[Saved data entries]
--------------------
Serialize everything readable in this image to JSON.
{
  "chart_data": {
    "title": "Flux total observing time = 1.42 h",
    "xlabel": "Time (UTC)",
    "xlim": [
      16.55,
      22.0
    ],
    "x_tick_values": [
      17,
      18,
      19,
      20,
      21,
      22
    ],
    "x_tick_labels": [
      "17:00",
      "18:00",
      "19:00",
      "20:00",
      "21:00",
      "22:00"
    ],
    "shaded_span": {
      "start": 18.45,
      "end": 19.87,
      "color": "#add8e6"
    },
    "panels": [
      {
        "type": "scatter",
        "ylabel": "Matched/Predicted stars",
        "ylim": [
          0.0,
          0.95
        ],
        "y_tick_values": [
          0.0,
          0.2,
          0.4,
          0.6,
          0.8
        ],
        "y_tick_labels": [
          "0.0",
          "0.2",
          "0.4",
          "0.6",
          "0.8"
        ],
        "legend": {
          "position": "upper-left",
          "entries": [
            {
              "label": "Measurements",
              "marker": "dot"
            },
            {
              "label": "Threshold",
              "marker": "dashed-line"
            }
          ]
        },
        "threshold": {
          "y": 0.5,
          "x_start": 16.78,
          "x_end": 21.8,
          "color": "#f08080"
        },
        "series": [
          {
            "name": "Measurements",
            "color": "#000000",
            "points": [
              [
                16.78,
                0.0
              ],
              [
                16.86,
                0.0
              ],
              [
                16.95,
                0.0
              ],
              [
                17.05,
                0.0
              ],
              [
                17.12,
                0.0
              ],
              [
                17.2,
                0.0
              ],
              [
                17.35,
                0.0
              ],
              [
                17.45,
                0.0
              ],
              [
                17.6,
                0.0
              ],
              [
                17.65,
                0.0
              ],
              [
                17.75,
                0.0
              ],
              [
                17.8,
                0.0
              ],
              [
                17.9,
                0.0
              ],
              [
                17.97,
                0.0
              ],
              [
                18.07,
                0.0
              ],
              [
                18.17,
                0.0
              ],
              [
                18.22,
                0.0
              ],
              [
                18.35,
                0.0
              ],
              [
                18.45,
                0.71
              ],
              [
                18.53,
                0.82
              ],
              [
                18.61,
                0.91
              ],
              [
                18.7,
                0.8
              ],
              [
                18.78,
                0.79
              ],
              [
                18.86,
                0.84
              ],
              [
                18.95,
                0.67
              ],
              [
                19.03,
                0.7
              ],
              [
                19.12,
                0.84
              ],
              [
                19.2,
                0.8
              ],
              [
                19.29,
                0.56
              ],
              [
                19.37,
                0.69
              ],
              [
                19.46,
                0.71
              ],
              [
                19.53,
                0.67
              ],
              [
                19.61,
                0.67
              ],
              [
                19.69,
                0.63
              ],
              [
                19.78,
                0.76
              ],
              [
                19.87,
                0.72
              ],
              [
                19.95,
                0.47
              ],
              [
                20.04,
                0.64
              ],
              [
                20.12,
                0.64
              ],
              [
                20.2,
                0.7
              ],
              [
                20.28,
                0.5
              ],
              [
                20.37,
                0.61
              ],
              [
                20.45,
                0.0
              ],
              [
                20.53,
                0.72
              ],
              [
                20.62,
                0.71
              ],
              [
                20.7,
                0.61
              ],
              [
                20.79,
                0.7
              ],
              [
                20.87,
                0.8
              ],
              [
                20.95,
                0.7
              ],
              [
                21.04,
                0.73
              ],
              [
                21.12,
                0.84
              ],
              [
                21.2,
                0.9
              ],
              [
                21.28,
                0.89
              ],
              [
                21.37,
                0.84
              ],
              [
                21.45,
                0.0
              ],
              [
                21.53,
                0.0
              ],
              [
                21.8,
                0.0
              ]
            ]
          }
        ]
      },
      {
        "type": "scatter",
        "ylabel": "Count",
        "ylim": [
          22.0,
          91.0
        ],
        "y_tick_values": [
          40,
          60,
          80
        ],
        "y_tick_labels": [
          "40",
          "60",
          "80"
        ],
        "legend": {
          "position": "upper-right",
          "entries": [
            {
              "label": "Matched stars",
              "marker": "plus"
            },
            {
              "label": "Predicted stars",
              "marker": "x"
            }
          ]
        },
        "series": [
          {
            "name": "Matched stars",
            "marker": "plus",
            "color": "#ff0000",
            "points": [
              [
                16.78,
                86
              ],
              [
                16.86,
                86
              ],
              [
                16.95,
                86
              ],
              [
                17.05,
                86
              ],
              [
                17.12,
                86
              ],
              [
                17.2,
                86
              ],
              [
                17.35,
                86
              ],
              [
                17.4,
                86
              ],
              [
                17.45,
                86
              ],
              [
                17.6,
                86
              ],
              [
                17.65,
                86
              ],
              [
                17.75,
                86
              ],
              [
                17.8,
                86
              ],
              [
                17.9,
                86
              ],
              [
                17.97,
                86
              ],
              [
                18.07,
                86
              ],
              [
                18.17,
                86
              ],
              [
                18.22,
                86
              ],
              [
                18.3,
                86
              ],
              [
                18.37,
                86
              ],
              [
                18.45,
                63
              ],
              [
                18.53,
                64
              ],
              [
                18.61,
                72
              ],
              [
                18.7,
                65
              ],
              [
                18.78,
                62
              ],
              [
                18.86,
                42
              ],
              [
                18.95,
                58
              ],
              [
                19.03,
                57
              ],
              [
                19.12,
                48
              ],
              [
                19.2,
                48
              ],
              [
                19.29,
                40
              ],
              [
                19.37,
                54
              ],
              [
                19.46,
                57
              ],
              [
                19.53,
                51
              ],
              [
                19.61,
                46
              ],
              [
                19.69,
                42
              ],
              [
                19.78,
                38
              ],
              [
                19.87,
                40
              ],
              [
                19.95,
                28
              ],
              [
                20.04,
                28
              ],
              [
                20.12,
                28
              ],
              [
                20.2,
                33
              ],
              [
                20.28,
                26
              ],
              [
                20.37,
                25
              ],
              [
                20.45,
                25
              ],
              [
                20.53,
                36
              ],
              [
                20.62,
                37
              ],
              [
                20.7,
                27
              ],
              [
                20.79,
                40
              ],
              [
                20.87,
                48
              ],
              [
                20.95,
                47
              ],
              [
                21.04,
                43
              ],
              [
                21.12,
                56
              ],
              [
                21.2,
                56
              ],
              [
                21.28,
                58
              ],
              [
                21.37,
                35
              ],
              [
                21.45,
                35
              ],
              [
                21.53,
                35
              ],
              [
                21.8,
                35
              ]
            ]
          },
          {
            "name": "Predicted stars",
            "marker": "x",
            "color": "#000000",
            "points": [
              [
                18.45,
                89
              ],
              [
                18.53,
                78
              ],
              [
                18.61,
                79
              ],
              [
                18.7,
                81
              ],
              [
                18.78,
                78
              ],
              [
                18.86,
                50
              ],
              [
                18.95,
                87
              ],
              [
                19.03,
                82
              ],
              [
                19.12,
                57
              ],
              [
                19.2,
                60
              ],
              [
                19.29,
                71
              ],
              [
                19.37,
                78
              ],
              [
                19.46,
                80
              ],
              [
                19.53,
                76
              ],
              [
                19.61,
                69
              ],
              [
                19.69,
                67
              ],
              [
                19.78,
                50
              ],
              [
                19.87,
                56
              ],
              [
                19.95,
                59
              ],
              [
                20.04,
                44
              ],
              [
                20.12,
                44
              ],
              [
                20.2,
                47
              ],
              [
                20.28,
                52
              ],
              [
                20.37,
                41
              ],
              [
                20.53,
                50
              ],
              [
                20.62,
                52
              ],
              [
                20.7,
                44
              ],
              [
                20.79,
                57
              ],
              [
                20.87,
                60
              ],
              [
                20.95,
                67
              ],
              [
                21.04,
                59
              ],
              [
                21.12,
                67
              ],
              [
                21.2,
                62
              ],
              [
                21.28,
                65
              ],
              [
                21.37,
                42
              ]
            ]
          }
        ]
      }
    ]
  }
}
--------------------
Count the lines in the records above that contain the word "color", and give only the number.

5